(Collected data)
===============
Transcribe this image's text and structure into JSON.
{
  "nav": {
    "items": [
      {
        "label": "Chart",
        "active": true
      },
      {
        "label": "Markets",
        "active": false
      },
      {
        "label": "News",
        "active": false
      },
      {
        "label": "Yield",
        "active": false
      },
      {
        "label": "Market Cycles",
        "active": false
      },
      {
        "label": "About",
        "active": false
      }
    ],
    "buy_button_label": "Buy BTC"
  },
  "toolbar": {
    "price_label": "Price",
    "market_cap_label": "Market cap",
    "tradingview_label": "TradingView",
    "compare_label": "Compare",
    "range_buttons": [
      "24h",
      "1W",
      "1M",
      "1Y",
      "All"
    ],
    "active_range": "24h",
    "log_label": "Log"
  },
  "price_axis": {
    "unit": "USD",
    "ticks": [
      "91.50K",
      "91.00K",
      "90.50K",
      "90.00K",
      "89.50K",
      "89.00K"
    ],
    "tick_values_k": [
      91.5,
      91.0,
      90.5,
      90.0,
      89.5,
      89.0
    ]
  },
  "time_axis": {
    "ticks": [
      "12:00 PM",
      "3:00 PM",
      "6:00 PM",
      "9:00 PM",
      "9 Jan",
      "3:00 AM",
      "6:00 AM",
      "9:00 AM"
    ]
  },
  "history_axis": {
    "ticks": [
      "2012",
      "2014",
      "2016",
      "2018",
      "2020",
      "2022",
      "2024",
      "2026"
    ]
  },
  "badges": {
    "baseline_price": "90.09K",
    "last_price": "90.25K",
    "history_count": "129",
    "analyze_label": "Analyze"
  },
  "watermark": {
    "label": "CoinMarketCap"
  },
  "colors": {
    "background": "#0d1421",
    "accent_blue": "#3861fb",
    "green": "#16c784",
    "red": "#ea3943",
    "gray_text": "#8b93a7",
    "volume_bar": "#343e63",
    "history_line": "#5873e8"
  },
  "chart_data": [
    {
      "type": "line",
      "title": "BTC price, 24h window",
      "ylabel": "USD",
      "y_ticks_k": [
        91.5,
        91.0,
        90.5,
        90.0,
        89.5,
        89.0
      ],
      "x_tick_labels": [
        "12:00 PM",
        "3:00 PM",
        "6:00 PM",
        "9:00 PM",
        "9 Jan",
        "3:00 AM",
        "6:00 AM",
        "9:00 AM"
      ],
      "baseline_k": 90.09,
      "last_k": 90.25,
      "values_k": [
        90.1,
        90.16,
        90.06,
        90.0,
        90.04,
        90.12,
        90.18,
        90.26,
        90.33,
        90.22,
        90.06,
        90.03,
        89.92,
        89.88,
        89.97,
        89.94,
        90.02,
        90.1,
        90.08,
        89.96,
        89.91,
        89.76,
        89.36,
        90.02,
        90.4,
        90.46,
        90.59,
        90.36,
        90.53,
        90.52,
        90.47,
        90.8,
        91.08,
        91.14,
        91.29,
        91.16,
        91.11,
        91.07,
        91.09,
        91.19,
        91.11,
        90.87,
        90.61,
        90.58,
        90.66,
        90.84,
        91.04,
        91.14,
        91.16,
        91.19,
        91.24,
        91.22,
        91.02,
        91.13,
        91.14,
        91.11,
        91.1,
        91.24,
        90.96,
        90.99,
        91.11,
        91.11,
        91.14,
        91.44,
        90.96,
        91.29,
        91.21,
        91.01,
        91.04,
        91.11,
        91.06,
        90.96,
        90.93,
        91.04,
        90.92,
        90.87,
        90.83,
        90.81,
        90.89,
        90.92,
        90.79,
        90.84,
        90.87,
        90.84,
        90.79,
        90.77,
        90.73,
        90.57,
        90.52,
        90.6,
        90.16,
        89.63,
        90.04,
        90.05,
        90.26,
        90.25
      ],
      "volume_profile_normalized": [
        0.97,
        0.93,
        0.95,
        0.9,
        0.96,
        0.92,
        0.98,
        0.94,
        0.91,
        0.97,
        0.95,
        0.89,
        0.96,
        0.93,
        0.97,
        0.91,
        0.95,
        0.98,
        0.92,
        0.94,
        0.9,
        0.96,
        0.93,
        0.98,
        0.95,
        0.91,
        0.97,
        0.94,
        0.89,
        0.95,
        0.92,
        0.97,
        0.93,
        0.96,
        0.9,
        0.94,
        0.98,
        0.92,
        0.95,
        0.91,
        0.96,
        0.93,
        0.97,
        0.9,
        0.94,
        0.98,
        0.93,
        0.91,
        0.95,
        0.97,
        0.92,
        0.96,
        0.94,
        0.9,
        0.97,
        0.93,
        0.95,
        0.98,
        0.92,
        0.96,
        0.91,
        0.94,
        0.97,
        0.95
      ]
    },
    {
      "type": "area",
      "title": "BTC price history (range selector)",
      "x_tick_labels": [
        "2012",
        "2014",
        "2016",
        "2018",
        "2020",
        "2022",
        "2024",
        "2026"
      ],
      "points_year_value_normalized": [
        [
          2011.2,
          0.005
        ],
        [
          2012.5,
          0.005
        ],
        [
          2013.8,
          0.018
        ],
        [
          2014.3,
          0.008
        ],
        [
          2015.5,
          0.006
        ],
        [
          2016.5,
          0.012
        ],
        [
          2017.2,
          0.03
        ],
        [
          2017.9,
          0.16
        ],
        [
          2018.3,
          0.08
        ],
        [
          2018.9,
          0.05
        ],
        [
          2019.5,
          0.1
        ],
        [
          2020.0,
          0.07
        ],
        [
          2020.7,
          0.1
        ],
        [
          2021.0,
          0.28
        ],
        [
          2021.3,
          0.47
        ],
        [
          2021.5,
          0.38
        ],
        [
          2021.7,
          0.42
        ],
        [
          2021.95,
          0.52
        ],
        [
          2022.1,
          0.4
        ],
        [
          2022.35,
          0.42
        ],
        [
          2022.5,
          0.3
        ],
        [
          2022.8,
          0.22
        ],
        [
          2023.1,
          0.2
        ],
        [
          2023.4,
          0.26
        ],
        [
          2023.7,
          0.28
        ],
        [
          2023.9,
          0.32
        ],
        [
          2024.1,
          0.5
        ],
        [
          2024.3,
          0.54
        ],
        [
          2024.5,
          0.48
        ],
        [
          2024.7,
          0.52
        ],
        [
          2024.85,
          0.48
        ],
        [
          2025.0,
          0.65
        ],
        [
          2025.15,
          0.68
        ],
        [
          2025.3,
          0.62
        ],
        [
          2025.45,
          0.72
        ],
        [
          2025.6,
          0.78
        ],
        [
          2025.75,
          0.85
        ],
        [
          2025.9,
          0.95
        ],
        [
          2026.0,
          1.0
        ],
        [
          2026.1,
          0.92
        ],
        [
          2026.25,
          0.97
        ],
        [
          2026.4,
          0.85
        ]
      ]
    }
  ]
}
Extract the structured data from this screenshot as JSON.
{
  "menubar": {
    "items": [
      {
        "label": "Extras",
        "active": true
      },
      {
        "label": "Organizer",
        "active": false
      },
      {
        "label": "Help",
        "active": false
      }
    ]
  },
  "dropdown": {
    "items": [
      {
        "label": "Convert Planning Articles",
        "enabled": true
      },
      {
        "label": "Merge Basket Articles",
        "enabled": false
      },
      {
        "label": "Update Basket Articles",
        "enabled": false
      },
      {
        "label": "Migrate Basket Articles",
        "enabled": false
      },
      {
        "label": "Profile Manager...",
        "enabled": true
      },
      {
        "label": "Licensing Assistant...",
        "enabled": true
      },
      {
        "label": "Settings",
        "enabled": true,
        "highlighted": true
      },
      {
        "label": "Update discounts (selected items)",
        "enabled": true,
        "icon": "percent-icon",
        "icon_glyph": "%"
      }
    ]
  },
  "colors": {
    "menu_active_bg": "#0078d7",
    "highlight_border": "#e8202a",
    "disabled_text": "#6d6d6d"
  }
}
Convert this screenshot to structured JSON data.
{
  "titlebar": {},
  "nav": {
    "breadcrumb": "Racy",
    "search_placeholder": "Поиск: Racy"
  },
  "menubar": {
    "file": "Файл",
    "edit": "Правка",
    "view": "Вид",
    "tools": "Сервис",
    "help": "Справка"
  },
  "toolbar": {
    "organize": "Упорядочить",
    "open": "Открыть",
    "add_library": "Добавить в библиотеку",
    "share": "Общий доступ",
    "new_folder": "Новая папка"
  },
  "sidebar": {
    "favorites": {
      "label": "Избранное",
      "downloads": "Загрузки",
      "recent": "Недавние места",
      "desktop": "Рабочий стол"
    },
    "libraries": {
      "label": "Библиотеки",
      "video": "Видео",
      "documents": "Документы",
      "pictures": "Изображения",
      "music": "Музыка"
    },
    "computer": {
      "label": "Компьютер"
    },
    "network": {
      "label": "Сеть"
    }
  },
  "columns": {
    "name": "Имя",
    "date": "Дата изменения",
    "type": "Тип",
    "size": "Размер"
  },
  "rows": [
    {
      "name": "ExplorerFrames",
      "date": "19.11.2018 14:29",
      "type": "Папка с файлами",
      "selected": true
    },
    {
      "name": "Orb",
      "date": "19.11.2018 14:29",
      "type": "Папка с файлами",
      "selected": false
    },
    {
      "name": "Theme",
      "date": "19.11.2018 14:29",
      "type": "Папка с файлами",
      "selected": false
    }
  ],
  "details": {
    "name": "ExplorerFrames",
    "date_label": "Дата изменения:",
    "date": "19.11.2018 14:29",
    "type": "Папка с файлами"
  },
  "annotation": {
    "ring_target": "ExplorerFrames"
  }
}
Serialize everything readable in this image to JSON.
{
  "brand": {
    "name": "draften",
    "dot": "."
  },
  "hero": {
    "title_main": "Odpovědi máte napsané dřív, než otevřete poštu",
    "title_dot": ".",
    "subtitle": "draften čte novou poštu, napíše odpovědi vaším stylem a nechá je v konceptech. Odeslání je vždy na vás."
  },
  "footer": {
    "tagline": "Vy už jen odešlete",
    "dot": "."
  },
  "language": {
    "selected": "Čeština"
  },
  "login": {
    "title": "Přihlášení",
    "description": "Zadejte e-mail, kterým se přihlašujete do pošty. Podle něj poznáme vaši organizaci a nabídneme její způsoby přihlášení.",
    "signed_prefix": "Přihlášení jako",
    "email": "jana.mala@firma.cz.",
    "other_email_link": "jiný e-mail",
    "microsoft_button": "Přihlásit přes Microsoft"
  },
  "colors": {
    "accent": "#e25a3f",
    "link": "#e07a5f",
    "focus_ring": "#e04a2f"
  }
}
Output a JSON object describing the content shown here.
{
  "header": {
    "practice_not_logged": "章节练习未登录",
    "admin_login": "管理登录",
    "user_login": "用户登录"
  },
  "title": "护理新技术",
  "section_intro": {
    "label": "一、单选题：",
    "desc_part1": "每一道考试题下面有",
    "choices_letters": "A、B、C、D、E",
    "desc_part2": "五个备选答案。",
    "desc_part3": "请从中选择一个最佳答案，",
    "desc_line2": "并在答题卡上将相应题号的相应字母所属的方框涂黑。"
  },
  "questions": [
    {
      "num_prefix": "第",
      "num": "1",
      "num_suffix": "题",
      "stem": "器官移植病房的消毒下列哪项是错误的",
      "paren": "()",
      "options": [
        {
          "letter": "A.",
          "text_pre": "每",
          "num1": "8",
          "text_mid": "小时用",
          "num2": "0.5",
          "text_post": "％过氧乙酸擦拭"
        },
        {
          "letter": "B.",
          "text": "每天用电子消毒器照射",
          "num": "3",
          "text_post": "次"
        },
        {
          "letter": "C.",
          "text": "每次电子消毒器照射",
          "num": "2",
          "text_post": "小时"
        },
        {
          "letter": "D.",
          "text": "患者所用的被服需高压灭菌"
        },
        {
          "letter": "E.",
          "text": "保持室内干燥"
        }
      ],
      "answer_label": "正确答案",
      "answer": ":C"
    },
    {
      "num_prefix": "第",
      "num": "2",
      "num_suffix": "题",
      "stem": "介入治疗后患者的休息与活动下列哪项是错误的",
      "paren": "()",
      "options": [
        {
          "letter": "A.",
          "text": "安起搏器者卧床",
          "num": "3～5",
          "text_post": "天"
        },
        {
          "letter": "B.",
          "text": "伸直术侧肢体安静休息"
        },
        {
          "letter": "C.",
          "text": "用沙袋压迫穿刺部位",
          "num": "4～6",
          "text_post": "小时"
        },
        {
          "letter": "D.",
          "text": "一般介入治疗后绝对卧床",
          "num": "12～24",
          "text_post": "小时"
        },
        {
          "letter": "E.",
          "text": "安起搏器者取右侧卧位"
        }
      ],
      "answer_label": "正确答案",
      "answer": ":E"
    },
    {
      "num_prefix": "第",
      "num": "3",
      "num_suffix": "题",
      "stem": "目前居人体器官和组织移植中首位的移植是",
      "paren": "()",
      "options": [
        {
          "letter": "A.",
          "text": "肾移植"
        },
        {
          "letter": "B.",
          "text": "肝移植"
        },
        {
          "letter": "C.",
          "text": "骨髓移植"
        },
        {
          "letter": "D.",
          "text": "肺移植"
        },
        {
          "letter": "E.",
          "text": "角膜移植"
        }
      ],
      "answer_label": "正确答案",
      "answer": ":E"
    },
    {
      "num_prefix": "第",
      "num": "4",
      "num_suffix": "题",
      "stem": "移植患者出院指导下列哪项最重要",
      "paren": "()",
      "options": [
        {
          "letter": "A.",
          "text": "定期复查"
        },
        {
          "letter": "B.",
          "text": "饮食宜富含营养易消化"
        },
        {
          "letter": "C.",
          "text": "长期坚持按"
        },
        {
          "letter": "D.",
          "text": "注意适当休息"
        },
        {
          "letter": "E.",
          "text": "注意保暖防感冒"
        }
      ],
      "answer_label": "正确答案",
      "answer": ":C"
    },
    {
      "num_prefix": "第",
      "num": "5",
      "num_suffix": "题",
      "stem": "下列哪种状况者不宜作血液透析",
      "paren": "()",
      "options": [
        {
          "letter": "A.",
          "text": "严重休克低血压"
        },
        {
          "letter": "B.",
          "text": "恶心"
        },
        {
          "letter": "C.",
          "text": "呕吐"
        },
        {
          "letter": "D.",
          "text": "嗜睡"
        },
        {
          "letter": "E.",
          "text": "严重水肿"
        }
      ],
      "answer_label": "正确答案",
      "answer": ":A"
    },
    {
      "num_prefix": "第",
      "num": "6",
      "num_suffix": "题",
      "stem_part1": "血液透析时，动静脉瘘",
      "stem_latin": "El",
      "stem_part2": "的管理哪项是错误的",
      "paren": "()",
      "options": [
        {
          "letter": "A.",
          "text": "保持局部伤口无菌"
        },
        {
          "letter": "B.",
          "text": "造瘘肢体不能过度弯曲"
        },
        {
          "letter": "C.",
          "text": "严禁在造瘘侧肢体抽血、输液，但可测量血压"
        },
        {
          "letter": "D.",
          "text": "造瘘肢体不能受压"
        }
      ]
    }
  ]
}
===============
* Required work
Among the lines of the listing, how many hold the string "this"? Respond with only the number.

* Task answer
4